--- Start of Records shown ---

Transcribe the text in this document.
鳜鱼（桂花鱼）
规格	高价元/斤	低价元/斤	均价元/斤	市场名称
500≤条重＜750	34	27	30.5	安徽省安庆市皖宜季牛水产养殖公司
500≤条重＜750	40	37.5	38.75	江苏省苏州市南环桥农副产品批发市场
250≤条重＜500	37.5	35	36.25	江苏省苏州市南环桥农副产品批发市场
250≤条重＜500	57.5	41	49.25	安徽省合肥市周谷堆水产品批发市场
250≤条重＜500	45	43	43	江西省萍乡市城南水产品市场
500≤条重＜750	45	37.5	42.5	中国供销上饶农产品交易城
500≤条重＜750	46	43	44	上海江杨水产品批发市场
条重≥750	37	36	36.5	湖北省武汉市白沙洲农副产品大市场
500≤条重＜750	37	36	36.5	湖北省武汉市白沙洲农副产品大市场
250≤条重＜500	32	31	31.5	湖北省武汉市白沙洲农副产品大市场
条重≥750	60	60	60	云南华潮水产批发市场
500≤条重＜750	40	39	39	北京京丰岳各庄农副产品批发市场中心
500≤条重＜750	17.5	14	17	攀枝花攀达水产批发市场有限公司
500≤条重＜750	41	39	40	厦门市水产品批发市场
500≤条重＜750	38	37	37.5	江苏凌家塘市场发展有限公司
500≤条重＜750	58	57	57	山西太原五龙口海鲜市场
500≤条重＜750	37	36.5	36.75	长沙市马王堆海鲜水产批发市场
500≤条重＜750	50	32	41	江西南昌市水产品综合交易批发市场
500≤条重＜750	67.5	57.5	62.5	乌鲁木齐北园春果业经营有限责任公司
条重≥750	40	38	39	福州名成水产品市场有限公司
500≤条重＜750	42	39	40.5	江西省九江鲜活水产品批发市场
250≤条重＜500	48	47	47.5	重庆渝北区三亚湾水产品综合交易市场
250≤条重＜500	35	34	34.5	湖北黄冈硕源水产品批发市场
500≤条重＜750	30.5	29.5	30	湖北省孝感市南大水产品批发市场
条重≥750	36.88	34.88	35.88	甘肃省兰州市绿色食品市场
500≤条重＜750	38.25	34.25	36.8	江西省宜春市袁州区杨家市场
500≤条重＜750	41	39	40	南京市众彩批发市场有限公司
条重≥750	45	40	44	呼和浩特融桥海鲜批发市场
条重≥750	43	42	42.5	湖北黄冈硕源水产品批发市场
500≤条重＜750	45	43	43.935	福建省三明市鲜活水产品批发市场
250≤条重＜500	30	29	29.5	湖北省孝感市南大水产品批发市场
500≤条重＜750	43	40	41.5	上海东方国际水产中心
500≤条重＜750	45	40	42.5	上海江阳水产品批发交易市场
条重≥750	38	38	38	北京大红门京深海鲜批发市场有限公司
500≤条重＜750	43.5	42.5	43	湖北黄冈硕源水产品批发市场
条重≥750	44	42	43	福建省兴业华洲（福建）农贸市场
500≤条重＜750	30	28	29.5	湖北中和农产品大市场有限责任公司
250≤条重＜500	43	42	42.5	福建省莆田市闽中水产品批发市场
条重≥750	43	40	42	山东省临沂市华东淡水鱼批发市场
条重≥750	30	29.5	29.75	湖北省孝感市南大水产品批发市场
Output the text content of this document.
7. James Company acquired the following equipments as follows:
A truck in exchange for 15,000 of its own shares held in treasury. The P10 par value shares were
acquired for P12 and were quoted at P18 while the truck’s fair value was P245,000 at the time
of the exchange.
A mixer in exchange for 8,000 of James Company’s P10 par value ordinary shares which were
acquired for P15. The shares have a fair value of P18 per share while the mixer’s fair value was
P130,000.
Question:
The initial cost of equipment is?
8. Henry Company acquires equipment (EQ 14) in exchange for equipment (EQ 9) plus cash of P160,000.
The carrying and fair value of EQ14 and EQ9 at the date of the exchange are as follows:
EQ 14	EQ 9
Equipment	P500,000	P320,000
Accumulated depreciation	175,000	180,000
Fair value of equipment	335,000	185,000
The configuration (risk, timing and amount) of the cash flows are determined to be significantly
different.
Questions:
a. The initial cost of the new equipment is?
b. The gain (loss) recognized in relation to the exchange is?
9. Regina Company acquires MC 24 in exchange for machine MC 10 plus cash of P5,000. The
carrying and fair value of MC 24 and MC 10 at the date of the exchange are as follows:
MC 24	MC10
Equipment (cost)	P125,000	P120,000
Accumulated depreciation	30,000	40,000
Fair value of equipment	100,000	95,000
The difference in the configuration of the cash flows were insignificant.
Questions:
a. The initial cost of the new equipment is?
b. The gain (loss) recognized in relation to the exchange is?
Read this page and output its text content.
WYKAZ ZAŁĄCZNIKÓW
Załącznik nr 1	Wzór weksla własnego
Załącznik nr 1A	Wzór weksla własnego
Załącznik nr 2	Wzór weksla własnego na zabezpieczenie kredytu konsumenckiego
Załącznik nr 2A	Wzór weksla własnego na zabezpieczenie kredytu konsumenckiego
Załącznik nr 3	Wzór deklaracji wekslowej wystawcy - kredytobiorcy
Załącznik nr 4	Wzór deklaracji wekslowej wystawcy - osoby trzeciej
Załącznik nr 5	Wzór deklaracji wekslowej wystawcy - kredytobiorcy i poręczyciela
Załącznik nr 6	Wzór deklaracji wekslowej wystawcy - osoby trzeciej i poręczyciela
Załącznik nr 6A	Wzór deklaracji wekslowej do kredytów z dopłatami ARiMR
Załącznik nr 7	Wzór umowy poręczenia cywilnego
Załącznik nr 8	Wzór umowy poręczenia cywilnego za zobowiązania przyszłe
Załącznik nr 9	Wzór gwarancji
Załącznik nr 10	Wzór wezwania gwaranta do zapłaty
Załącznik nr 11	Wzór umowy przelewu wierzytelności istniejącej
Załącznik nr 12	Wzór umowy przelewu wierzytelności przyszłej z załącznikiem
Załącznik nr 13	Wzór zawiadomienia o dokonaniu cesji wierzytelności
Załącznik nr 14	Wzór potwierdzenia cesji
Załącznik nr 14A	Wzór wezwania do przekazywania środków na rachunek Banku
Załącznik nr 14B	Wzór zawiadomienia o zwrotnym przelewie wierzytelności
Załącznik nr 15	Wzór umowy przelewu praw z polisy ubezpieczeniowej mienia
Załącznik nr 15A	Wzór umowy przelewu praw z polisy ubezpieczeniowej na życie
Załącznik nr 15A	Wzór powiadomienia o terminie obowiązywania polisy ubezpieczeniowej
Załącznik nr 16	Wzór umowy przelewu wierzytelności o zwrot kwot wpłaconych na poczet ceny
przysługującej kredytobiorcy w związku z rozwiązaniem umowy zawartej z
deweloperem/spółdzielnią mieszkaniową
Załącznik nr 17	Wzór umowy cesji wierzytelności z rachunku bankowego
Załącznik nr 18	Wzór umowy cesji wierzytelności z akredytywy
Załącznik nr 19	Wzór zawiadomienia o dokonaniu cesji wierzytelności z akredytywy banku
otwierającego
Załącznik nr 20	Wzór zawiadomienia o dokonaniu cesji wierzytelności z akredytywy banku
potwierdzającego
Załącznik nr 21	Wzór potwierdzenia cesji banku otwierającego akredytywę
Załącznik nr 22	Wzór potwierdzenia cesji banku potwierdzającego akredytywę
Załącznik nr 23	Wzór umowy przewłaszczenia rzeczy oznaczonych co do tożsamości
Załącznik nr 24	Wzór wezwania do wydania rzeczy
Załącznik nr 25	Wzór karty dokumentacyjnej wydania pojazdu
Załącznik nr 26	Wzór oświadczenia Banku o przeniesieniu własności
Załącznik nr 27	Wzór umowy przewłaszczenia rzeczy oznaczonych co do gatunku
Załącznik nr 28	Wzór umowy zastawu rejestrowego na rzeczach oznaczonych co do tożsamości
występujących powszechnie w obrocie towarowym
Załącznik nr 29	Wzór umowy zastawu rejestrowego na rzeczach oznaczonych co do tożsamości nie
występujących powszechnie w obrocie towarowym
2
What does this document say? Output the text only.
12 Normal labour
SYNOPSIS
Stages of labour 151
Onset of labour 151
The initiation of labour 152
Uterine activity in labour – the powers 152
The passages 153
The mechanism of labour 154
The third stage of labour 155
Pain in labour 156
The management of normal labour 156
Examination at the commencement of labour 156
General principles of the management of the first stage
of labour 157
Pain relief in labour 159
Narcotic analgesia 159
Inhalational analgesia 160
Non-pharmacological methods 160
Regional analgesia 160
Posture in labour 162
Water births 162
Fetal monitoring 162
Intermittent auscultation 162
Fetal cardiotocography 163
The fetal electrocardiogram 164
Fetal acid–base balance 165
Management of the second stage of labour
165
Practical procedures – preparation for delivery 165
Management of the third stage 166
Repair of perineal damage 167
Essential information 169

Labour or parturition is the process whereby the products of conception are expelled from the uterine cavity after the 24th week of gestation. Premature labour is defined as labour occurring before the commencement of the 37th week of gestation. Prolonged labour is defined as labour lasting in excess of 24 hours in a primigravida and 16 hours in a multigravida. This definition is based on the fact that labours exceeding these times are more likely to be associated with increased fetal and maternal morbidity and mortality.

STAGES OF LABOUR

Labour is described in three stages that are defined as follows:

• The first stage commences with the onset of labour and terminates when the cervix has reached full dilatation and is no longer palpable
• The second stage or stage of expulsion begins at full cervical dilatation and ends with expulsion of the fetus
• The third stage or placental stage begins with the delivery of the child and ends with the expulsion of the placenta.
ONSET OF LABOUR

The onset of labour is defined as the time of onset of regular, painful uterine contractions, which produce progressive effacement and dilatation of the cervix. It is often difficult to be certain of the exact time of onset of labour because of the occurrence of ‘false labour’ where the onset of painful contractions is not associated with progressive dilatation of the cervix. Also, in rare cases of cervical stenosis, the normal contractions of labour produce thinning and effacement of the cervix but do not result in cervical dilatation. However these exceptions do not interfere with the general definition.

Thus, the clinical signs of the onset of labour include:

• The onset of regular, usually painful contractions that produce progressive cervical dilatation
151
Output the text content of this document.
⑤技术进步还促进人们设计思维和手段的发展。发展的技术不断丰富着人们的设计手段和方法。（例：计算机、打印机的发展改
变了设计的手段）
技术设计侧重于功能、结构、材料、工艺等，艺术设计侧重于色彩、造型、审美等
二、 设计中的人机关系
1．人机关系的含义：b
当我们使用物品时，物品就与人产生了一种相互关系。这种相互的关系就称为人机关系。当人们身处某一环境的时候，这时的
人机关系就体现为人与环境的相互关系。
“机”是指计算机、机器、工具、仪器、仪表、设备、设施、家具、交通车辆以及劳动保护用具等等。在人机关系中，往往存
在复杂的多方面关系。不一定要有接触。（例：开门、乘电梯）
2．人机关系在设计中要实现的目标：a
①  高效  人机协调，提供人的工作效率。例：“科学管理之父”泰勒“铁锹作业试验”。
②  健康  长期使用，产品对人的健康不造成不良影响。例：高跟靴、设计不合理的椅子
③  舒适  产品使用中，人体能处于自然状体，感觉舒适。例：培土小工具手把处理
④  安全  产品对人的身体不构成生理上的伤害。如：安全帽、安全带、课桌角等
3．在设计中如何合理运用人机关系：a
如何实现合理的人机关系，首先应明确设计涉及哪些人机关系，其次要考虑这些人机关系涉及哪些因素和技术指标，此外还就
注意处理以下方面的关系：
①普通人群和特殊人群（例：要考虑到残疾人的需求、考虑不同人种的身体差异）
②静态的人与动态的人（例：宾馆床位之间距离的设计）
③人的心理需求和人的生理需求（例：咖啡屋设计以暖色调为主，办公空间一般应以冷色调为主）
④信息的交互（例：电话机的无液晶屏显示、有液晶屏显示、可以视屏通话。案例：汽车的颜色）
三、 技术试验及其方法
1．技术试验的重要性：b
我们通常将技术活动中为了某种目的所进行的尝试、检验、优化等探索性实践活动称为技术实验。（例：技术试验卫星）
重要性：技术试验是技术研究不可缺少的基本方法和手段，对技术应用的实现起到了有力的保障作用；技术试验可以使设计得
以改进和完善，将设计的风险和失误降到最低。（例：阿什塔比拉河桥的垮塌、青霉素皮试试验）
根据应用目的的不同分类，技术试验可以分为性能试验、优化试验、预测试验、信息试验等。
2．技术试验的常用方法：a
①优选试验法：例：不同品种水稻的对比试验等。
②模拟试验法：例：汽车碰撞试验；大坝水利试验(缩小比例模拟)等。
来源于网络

--- End of Records shown ---

▸ **Directions for this task**
Every line containing the string "first" must be listed.

▸ **Result below**
General principles of the management of the first stage
• The first stage commences with the onset of labour and terminates when the cervix has reached full dilatation and is no longer palpable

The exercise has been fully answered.